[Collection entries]
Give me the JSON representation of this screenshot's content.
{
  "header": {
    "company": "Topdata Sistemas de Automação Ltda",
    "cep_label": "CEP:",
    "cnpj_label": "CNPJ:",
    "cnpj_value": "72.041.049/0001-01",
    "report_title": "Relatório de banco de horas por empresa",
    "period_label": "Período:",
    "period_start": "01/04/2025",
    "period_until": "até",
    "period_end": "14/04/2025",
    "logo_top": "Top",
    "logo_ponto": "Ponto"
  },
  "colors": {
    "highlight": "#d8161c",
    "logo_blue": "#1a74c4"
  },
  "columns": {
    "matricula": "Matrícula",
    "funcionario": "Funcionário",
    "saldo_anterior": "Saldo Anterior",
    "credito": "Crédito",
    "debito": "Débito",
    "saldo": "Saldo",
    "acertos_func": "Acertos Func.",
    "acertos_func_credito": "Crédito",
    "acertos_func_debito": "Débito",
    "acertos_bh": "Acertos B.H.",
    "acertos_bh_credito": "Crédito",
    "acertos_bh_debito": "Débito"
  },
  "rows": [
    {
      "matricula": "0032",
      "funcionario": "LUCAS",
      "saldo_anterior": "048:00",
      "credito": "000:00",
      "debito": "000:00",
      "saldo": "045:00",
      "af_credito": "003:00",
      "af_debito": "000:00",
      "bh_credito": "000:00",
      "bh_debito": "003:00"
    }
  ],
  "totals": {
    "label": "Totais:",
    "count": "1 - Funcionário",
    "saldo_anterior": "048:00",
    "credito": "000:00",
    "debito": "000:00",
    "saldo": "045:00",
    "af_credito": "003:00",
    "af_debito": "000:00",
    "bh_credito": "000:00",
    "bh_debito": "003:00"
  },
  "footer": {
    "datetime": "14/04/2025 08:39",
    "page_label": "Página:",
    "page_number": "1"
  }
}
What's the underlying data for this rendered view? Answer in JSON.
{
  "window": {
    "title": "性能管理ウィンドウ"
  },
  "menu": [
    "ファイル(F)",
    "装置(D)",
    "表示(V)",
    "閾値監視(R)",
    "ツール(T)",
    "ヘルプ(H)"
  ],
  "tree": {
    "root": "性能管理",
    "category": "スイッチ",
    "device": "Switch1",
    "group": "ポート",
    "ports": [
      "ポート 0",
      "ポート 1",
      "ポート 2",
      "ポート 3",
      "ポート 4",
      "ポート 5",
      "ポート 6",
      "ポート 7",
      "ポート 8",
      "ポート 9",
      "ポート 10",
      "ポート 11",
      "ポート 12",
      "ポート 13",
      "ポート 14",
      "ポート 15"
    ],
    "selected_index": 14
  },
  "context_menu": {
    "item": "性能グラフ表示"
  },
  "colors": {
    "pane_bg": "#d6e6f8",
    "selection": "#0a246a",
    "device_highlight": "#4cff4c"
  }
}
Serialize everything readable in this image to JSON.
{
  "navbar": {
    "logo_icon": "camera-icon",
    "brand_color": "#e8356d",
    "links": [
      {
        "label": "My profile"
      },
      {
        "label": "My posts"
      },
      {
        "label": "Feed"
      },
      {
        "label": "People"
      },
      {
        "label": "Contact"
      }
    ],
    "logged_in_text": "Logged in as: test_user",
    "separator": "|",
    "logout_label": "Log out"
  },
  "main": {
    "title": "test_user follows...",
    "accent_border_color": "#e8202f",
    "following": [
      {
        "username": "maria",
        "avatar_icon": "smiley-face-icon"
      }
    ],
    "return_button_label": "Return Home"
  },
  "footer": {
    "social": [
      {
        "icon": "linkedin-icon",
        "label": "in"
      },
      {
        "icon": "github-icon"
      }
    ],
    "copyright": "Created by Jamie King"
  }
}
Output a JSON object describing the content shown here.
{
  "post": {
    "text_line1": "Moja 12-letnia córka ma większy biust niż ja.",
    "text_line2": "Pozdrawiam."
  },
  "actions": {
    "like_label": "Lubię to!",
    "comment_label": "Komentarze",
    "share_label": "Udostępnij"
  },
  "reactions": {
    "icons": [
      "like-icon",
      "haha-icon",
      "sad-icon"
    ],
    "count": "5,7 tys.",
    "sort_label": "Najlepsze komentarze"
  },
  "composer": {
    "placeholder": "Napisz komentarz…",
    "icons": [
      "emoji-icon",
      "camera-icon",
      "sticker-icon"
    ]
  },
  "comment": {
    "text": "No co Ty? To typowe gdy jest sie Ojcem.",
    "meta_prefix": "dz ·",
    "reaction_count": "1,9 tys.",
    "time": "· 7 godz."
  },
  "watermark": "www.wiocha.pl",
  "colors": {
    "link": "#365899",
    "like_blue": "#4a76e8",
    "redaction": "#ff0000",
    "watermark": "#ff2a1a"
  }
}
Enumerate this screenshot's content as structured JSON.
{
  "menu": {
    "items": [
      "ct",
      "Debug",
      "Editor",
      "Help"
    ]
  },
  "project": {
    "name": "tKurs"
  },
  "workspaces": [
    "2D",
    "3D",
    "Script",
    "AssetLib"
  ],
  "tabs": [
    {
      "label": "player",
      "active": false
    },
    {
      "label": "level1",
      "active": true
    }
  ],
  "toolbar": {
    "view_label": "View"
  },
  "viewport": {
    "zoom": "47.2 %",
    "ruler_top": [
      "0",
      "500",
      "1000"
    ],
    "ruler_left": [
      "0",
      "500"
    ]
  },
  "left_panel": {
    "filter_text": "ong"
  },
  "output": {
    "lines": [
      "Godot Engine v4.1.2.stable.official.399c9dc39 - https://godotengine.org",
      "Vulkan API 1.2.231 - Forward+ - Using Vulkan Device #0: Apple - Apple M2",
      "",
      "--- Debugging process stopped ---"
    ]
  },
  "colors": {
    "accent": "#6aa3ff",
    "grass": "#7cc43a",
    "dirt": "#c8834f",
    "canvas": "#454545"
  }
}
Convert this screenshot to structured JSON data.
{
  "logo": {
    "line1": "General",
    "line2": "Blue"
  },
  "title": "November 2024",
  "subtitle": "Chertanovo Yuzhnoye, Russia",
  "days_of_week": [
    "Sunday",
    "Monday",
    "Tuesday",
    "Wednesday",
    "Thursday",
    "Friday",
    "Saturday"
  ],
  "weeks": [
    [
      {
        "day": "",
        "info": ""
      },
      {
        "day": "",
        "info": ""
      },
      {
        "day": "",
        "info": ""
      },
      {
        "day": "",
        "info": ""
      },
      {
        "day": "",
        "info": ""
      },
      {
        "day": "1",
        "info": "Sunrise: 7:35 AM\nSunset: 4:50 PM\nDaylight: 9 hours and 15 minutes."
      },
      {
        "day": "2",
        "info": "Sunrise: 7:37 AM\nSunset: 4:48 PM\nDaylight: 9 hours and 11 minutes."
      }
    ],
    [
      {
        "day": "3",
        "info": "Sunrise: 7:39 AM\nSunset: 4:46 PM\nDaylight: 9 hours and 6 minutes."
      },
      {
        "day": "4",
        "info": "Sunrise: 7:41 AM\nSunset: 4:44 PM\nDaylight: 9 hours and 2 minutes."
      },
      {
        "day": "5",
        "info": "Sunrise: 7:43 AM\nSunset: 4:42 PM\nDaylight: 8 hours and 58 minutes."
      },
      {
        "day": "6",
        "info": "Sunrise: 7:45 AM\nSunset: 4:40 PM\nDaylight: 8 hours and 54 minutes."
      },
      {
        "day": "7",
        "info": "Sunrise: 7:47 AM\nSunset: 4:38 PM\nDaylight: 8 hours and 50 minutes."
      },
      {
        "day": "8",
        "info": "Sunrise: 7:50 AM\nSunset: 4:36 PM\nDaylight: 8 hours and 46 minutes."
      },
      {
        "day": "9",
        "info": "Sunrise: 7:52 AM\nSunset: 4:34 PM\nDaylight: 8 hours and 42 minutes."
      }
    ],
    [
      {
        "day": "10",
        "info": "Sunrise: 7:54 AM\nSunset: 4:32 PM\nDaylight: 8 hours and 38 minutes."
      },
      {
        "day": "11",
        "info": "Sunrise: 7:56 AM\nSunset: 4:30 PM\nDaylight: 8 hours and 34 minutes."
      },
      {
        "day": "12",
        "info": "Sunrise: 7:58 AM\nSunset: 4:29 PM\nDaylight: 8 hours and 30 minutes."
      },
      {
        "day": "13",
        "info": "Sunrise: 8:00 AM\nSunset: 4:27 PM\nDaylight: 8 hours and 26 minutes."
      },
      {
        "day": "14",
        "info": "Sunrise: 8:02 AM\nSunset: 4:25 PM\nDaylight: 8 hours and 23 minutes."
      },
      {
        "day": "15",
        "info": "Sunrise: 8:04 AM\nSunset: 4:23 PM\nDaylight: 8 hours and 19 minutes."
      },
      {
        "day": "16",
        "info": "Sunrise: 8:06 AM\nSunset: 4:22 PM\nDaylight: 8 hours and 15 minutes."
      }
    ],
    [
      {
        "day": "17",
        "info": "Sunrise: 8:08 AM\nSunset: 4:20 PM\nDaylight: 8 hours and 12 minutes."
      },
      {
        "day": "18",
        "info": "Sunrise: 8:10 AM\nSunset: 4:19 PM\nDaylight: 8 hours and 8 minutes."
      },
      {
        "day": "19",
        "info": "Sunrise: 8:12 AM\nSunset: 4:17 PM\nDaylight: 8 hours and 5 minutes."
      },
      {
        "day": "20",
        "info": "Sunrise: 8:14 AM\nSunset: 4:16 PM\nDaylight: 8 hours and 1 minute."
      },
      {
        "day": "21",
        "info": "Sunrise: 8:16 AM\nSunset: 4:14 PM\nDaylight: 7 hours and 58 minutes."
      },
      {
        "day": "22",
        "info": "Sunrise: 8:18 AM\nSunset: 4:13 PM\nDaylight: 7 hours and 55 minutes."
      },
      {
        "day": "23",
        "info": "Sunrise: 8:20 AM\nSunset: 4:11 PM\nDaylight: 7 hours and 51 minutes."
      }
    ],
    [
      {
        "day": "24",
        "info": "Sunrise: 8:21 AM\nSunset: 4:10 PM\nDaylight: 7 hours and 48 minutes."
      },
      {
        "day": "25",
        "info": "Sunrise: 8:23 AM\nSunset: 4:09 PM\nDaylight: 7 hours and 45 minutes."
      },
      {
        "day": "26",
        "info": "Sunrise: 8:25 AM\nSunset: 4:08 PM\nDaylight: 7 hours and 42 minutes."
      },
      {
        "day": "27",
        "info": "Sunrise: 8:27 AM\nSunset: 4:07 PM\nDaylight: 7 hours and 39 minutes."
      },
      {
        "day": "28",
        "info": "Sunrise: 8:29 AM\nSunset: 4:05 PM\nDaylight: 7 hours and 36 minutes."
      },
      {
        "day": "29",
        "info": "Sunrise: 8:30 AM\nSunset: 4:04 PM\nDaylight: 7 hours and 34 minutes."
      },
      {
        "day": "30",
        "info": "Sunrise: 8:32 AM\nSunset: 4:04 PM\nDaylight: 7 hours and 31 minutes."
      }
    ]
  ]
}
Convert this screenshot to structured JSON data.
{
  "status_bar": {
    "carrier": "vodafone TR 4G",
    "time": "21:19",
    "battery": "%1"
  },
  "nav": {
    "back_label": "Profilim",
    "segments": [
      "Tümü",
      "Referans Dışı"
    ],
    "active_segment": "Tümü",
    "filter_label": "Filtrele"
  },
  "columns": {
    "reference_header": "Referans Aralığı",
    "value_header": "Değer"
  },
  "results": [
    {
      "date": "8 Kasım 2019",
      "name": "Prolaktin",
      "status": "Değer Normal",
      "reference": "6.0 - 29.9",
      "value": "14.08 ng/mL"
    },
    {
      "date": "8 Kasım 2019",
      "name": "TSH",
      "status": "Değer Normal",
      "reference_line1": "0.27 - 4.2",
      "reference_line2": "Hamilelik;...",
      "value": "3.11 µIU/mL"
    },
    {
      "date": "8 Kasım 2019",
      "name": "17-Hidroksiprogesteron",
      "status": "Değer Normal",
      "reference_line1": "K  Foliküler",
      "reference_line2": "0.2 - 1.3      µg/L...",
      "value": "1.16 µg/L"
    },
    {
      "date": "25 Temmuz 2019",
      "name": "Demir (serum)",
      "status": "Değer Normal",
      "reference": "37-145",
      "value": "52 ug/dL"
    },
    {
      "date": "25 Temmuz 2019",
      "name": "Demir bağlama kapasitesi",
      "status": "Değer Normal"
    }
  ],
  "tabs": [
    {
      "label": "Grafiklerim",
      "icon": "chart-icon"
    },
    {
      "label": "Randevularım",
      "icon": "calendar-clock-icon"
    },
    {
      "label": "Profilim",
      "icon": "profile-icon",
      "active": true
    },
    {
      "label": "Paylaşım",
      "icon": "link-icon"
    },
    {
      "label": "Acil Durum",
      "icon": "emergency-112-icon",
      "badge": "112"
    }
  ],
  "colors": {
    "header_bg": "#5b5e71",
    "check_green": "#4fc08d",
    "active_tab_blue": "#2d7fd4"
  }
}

• _WHAT YOU WILL DO_:
Extract all lines of the records above that include "screenshot".

• _WRITTEN ANSWER_:
Give me the JSON representation of this screenshot's content.
Enumerate this screenshot's content as structured JSON.
Convert this screenshot to structured JSON data.
Convert this screenshot to structured JSON data.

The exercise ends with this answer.